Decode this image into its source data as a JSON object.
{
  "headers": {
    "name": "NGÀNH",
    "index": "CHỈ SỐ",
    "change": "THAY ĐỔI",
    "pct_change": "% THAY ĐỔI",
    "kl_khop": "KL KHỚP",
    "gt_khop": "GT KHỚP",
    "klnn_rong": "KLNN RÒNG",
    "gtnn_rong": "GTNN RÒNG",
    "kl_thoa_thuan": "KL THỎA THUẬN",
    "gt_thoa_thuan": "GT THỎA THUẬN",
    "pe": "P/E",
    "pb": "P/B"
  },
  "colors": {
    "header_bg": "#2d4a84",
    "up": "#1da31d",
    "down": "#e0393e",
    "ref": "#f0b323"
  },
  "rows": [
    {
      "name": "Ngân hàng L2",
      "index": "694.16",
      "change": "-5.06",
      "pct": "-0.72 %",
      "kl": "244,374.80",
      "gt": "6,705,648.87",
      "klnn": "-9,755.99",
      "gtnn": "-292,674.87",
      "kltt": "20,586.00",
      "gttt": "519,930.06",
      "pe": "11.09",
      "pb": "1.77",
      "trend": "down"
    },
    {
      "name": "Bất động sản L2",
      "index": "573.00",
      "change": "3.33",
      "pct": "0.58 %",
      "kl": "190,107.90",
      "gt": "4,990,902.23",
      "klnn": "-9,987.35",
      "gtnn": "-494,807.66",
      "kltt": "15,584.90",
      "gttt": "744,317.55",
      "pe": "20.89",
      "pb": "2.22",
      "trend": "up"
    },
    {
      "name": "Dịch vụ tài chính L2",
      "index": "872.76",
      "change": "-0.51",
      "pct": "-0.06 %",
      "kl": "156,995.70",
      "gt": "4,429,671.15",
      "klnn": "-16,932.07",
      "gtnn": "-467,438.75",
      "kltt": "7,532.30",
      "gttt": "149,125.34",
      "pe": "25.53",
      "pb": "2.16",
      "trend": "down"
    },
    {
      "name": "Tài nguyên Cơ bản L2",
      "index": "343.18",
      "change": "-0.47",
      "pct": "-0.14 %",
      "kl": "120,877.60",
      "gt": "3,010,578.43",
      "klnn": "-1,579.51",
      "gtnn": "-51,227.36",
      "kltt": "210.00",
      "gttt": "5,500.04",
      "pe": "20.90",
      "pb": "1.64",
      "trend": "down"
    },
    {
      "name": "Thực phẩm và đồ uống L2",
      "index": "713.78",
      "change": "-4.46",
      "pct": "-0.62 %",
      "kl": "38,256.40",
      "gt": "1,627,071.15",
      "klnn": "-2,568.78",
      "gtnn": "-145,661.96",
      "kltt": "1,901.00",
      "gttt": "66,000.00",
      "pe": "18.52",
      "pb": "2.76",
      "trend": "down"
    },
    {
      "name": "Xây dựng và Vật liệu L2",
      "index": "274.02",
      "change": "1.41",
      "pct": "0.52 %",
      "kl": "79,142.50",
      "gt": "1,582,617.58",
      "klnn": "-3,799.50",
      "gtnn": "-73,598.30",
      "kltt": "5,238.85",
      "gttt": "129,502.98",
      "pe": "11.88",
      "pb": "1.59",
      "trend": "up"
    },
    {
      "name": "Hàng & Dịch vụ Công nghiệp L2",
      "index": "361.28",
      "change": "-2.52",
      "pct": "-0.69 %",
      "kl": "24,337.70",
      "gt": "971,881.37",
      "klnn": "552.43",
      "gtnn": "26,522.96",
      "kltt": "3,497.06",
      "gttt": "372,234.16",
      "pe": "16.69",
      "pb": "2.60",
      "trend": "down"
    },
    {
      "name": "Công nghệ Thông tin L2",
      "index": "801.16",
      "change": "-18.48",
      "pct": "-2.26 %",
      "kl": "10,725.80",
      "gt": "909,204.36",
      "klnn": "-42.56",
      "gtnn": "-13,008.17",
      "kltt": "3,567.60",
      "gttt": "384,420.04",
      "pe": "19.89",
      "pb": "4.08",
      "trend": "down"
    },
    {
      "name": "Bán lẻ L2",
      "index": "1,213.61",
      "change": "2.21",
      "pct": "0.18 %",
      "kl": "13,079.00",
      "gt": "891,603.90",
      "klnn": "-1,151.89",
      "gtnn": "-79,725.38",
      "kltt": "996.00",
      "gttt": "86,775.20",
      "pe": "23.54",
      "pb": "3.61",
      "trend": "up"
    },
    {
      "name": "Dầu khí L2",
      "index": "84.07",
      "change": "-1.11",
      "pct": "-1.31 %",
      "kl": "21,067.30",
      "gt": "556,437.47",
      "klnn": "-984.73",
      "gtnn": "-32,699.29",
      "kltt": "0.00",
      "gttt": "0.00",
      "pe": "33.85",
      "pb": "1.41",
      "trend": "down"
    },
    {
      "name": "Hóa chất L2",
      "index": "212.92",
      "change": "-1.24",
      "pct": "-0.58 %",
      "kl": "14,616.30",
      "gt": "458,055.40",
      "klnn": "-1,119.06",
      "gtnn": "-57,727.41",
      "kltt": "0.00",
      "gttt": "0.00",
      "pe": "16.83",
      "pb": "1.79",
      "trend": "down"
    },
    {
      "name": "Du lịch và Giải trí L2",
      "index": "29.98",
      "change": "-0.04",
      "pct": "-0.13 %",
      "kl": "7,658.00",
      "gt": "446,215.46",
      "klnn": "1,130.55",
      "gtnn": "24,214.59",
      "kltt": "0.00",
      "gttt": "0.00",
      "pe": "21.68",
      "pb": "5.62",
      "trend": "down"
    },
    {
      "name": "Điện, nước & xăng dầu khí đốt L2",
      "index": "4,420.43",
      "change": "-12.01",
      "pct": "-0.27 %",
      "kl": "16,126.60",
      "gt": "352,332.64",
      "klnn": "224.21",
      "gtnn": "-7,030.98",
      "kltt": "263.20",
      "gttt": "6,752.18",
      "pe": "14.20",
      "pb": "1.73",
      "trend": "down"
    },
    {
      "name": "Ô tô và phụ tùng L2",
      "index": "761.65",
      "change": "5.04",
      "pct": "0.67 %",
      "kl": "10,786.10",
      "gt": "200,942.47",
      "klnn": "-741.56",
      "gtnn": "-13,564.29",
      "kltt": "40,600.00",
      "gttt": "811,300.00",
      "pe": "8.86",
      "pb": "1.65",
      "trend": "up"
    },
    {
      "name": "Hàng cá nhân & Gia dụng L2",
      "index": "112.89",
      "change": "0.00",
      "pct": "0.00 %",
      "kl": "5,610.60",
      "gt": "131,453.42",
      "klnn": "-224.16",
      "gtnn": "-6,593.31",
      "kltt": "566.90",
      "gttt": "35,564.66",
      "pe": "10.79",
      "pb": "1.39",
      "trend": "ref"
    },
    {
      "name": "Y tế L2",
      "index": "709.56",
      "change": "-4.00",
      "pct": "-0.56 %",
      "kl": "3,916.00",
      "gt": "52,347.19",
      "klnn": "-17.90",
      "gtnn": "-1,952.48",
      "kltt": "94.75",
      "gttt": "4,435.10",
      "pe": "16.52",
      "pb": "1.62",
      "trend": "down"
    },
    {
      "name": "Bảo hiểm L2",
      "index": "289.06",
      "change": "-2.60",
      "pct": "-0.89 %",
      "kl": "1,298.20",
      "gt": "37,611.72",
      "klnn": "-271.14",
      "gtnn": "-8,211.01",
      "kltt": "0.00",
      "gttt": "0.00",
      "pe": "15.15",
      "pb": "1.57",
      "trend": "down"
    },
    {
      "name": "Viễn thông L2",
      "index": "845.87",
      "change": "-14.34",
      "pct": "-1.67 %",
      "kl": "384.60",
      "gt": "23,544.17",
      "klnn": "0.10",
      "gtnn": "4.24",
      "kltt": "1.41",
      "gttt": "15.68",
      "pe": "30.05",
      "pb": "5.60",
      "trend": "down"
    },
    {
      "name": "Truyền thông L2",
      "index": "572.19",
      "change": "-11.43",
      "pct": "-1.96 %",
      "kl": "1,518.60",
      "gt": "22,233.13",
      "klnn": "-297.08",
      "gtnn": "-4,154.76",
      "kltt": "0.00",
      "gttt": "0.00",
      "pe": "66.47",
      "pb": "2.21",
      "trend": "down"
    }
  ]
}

● **INSTRUCTION**:
Report the number of lines of the listing above that hold the string "Dịch", with no other text.

● **RESULT OF THIS TASK**:
2